▶ _Exercise requirements_:
Could every line of the data be printed exactly as it reads?

* START *

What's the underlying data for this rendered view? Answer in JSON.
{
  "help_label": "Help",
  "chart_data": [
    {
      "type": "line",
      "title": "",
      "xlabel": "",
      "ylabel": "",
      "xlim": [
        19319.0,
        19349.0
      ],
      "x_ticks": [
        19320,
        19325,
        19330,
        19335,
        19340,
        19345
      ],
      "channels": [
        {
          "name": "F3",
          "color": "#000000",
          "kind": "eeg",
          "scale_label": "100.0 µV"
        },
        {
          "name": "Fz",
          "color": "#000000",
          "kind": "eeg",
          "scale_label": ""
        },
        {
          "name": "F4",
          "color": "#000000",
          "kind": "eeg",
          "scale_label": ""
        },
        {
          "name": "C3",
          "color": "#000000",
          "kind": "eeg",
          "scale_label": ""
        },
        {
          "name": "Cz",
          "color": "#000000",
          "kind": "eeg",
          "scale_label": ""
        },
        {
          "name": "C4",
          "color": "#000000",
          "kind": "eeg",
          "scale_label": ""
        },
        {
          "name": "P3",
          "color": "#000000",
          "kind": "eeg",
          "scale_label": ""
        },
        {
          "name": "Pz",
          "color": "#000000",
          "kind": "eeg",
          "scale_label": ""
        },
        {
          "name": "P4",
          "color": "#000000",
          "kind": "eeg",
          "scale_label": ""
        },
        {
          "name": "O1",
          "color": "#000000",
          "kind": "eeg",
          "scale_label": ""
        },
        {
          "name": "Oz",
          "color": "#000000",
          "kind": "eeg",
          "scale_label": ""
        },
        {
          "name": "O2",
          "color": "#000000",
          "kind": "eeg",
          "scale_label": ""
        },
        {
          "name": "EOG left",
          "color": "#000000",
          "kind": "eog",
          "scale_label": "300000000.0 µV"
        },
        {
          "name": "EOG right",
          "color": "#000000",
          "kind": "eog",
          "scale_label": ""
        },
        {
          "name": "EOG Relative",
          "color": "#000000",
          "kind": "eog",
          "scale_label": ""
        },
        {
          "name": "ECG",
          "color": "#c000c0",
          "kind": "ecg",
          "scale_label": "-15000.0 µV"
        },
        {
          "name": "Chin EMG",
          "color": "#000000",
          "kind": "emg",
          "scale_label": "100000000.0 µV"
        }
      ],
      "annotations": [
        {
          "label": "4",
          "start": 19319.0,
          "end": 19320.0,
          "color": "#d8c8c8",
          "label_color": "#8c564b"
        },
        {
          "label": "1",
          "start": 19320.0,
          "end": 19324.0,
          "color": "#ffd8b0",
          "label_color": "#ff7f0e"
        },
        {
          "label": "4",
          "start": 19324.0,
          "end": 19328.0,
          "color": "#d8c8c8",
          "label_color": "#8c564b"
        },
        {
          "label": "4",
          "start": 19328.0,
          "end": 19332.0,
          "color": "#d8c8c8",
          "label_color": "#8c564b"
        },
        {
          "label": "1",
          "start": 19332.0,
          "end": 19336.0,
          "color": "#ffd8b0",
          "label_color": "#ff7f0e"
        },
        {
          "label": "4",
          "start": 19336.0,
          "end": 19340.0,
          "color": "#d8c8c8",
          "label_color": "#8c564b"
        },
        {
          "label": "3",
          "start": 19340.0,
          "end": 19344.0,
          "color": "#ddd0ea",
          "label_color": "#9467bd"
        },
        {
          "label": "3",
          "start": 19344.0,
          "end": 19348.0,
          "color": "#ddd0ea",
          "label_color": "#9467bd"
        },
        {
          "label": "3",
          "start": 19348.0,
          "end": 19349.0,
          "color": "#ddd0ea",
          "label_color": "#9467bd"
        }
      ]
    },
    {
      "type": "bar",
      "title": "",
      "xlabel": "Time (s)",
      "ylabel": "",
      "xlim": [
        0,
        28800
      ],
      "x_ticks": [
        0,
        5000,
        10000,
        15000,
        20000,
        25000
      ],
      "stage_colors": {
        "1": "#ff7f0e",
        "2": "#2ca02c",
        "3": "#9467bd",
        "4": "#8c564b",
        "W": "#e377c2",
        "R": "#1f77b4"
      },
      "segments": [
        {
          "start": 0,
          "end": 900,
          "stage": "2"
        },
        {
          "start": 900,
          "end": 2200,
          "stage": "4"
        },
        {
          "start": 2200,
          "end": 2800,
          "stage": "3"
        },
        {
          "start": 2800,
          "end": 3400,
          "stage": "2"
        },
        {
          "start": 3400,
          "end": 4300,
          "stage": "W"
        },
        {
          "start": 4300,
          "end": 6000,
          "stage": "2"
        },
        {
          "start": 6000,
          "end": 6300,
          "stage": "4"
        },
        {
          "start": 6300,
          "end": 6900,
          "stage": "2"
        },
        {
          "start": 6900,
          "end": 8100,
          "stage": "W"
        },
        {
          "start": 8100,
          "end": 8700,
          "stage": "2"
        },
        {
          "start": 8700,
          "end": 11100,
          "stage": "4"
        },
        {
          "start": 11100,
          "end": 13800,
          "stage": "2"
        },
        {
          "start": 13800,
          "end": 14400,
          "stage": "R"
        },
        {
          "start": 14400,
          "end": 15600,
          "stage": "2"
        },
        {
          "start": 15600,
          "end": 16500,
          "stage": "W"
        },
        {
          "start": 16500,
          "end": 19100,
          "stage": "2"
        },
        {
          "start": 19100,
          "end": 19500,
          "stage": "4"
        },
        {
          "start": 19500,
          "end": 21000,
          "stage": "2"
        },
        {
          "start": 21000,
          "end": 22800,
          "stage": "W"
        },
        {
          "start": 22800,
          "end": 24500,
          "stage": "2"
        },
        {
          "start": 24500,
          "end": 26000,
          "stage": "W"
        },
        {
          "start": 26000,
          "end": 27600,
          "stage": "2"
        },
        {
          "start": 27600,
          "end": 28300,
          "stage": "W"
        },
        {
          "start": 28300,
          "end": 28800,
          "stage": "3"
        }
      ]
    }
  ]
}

* END *

▶ _Reply to the task_:
What's the underlying data for this rendered view? Answer in JSON.
{
  "help_label": "Help",
  "chart_data": [
    {
      "type": "line",
      "title": "",
      "xlabel": "",
      "ylabel": "",
      "xlim": [
        19319.0,
        19349.0
      ],
      "x_ticks": [
        19320,
        19325,
        19330,
        19335,
        19340,
        19345
      ],
      "channels": [
        {
          "name": "F3",
          "color": "#000000",
          "kind": "eeg",
          "scale_label": "100.0 µV"
        },
        {
          "name": "Fz",
          "color": "#000000",
          "kind": "eeg",
          "scale_label": ""
        },
        {
          "name": "F4",
          "color": "#000000",
          "kind": "eeg",
          "scale_label": ""
        },
        {
          "name": "C3",
          "color": "#000000",
          "kind": "eeg",
          "scale_label": ""
        },
        {
          "name": "Cz",
          "color": "#000000",
          "kind": "eeg",
          "scale_label": ""
        },
        {
          "name": "C4",
          "color": "#000000",
          "kind": "eeg",
          "scale_label": ""
        },
        {
          "name": "P3",
          "color": "#000000",
          "kind": "eeg",
          "scale_label": ""
        },
        {
          "name": "Pz",
          "color": "#000000",
          "kind": "eeg",
          "scale_label": ""
        },
        {
          "name": "P4",
          "color": "#000000",
          "kind": "eeg",
          "scale_label": ""
        },
        {
          "name": "O1",
          "color": "#000000",
          "kind": "eeg",
          "scale_label": ""
        },
        {
          "name": "Oz",
          "color": "#000000",
          "kind": "eeg",
          "scale_label": ""
        },
        {
          "name": "O2",
          "color": "#000000",
          "kind": "eeg",
          "scale_label": ""
        },
        {
          "name": "EOG left",
          "color": "#000000",
          "kind": "eog",
          "scale_label": "300000000.0 µV"
        },
        {
          "name": "EOG right",
          "color": "#000000",
          "kind": "eog",
          "scale_label": ""
        },
        {
          "name": "EOG Relative",
          "color": "#000000",
          "kind": "eog",
          "scale_label": ""
        },
        {
          "name": "ECG",
          "color": "#c000c0",
          "kind": "ecg",
          "scale_label": "-15000.0 µV"
        },
        {
          "name": "Chin EMG",
          "color": "#000000",
          "kind": "emg",
          "scale_label": "100000000.0 µV"
        }
      ],
      "annotations": [
        {
          "label": "4",
          "start": 19319.0,
          "end": 19320.0,
          "color": "#d8c8c8",
          "label_color": "#8c564b"
        },
        {
          "label": "1",
          "start": 19320.0,
          "end": 19324.0,
          "color": "#ffd8b0",
          "label_color": "#ff7f0e"
        },
        {
          "label": "4",
          "start": 19324.0,
          "end": 19328.0,
          "color": "#d8c8c8",
          "label_color": "#8c564b"
        },
        {
          "label": "4",
          "start": 19328.0,
          "end": 19332.0,
          "color": "#d8c8c8",
          "label_color": "#8c564b"
        },
        {
          "label": "1",
          "start": 19332.0,
          "end": 19336.0,
          "color": "#ffd8b0",
          "label_color": "#ff7f0e"
        },
        {
          "label": "4",
          "start": 19336.0,
          "end": 19340.0,
          "color": "#d8c8c8",
          "label_color": "#8c564b"
        },
        {
          "label": "3",
          "start": 19340.0,
          "end": 19344.0,
          "color": "#ddd0ea",
          "label_color": "#9467bd"
        },
        {
          "label": "3",
          "start": 19344.0,
          "end": 19348.0,
          "color": "#ddd0ea",
          "label_color": "#9467bd"
        },
        {
          "label": "3",
          "start": 19348.0,
          "end": 19349.0,
          "color": "#ddd0ea",
          "label_color": "#9467bd"
        }
      ]
    },
    {
      "type": "bar",
      "title": "",
      "xlabel": "Time (s)",
      "ylabel": "",
      "xlim": [
        0,
        28800
      ],
      "x_ticks": [
        0,
        5000,
        10000,
        15000,
        20000,
        25000
      ],
      "stage_colors": {
        "1": "#ff7f0e",
        "2": "#2ca02c",
        "3": "#9467bd",
        "4": "#8c564b",
        "W": "#e377c2",
        "R": "#1f77b4"
      },
      "segments": [
        {
          "start": 0,
          "end": 900,
          "stage": "2"
        },
        {
          "start": 900,
          "end": 2200,
          "stage": "4"
        },
        {
          "start": 2200,
          "end": 2800,
          "stage": "3"
        },
        {
          "start": 2800,
          "end": 3400,
          "stage": "2"
        },
        {
          "start": 3400,
          "end": 4300,
          "stage": "W"
        },
        {
          "start": 4300,
          "end": 6000,
          "stage": "2"
        },
        {
          "start": 6000,
          "end": 6300,
          "stage": "4"
        },
        {
          "start": 6300,
          "end": 6900,
          "stage": "2"
        },
        {
          "start": 6900,
          "end": 8100,
          "stage": "W"
        },
        {
          "start": 8100,
          "end": 8700,
          "stage": "2"
        },
        {
          "start": 8700,
          "end": 11100,
          "stage": "4"
        },
        {
          "start": 11100,
          "end": 13800,
          "stage": "2"
        },
        {
          "start": 13800,
          "end": 14400,
          "stage": "R"
        },
        {
          "start": 14400,
          "end": 15600,
          "stage": "2"
        },
        {
          "start": 15600,
          "end": 16500,
          "stage": "W"
        },
        {
          "start": 16500,
          "end": 19100,
          "stage": "2"
        },
        {
          "start": 19100,
          "end": 19500,
          "stage": "4"
        },
        {
          "start": 19500,
          "end": 21000,
          "stage": "2"
        },
        {
          "start": 21000,
          "end": 22800,
          "stage": "W"
        },
        {
          "start": 22800,
          "end": 24500,
          "stage": "2"
        },
        {
          "start": 24500,
          "end": 26000,
          "stage": "W"
        },
        {
          "start": 26000,
          "end": 27600,
          "stage": "2"
        },
        {
          "start": 27600,
          "end": 28300,
          "stage": "W"
        },
        {
          "start": 28300,
          "end": 28800,
          "stage": "3"
        }
      ]
    }
  ]
}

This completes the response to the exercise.